▶ **GIVEN PROBLEM A**
Echo the records word for word, the stretch from their first line through the line that contains "pie-title: Count 0-1 [83, 343, 177, 365]".

▶ **EXCERPTED PASSAGE**

'''

September 30, 2011

Enjoying God’s Creation: Take time to focus

It was a perfect night for viewing! Pristine, crisp skies. No moonlight. No breeze. Low humidity. Superb conditions for star gazing. My telescope was primed, collimated and already set up in the back yard. 006

Darkness couldn’t come fast enough. So, imagine my disappointment – after all the waiting -- when my first peek at Jupiter was nothing but a fuzzy mess.  

WHAT !?!

I fiddled with the focus knob and double-checked the eyepiece. Then, I ran down the check list:
  • I had collimated my telescope.
  • I had allowed ample time for the scope to acclimate. 
  • The eyepieces were clean and free of smudges.
  • My eyes had adjusted to the dark.
Something was very wrong. A properly collimated telescope should produce a nice, crisp image – not this optical slurry!  Grrrrrrrr… Maybe the primary or secondary mirrors had been damaged while in storage or needed cleaned? Perhaps there was more atmospheric disturbance than I realized?

Unfortunately, there was little I could do to improve the situation in the dark, so I gathered my gear and headed back inside. *pouty face* It wasn’t until a few days later that I discovered the real problem.

'''

▶ **GIVEN PROBLEM B**
Reproduce the stretch of the stargazing post from "Darkness couldn’t come" through "collimated my telescope.", renaming "Jupiter" to "Saturn".

Spatial annotation entries
'''

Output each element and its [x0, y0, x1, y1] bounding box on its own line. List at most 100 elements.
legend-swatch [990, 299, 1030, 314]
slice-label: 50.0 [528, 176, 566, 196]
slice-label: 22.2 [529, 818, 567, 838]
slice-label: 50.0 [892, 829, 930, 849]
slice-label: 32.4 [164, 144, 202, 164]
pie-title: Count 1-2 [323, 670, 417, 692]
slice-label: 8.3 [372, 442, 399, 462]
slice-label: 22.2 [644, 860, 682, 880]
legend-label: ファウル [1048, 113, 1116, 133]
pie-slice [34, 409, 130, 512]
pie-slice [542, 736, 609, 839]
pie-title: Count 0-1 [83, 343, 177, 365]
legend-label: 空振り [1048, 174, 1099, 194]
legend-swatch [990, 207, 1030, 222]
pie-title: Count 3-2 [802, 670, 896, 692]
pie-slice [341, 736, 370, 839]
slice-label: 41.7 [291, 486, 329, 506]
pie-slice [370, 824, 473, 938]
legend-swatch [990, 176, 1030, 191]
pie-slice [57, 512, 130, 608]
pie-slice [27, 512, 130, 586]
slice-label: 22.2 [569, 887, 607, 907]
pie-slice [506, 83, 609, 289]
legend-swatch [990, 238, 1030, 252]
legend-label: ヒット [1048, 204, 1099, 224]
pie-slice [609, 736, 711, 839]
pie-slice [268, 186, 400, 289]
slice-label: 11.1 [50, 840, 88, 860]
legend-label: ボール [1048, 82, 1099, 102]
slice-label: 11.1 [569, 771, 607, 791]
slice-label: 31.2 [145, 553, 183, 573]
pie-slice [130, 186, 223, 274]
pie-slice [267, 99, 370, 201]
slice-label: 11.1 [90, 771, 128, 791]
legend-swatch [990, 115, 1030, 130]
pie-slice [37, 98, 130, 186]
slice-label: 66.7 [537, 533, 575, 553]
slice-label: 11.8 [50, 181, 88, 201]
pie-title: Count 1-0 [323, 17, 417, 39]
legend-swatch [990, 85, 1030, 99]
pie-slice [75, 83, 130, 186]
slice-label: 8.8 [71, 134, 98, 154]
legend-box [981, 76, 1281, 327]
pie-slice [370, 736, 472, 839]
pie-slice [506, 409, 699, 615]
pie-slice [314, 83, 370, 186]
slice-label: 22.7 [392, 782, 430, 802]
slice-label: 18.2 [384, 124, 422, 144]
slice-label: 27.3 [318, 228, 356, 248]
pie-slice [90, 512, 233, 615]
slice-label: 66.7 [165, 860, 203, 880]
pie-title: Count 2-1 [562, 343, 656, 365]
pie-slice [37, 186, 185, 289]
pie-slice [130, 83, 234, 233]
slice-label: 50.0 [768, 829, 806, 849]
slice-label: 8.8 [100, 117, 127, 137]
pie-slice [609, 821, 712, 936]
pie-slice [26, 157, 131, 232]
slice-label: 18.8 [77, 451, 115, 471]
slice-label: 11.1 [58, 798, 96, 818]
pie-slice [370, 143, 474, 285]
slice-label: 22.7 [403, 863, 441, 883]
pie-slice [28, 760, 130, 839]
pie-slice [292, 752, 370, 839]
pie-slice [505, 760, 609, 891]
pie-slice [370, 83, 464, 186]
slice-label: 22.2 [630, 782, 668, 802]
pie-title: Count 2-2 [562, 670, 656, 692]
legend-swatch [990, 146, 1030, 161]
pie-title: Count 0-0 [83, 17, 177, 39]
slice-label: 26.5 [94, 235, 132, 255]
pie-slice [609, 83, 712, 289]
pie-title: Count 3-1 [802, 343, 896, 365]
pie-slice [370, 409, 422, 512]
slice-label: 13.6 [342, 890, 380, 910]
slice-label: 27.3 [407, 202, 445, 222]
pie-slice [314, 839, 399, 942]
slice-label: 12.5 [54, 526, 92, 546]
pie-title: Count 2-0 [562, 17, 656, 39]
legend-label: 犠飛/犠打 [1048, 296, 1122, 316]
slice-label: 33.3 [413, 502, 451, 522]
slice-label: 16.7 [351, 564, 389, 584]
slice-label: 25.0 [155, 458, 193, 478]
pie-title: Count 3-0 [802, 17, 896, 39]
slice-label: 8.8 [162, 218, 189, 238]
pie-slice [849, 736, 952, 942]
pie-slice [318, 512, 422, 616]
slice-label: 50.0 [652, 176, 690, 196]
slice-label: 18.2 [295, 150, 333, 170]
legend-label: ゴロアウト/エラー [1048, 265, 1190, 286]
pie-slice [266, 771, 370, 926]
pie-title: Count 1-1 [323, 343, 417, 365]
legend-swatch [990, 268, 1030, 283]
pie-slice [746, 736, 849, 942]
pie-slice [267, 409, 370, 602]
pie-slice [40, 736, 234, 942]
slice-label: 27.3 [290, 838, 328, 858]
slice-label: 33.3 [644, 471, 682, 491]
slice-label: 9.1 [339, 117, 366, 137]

'''

▶ **COMPLETE ANSWER A**
Output each element and its [x0, y0, x1, y1] bounding box on its own line. List at most 100 elements.
legend-swatch [990, 299, 1030, 314]
slice-label: 50.0 [528, 176, 566, 196]
slice-label: 22.2 [529, 818, 567, 838]
slice-label: 50.0 [892, 829, 930, 849]
slice-label: 32.4 [164, 144, 202, 164]
pie-title: Count 1-2 [323, 670, 417, 692]
slice-label: 8.3 [372, 442, 399, 462]
slice-label: 22.2 [644, 860, 682, 880]
legend-label: ファウル [1048, 113, 1116, 133]
pie-slice [34, 409, 130, 512]
pie-slice [542, 736, 609, 839]
pie-title: Count 0-1 [83, 343, 177, 365]

▶ **COMPLETE ANSWER B**
Darkness couldn’t come fast enough. So, imagine my disappointment – after all the waiting -- when my first peek at Saturn was nothing but a fuzzy mess.  

WHAT !?!

I fiddled with the focus knob and double-checked the eyepiece. Then, I ran down the check list:
  • I had collimated my telescope.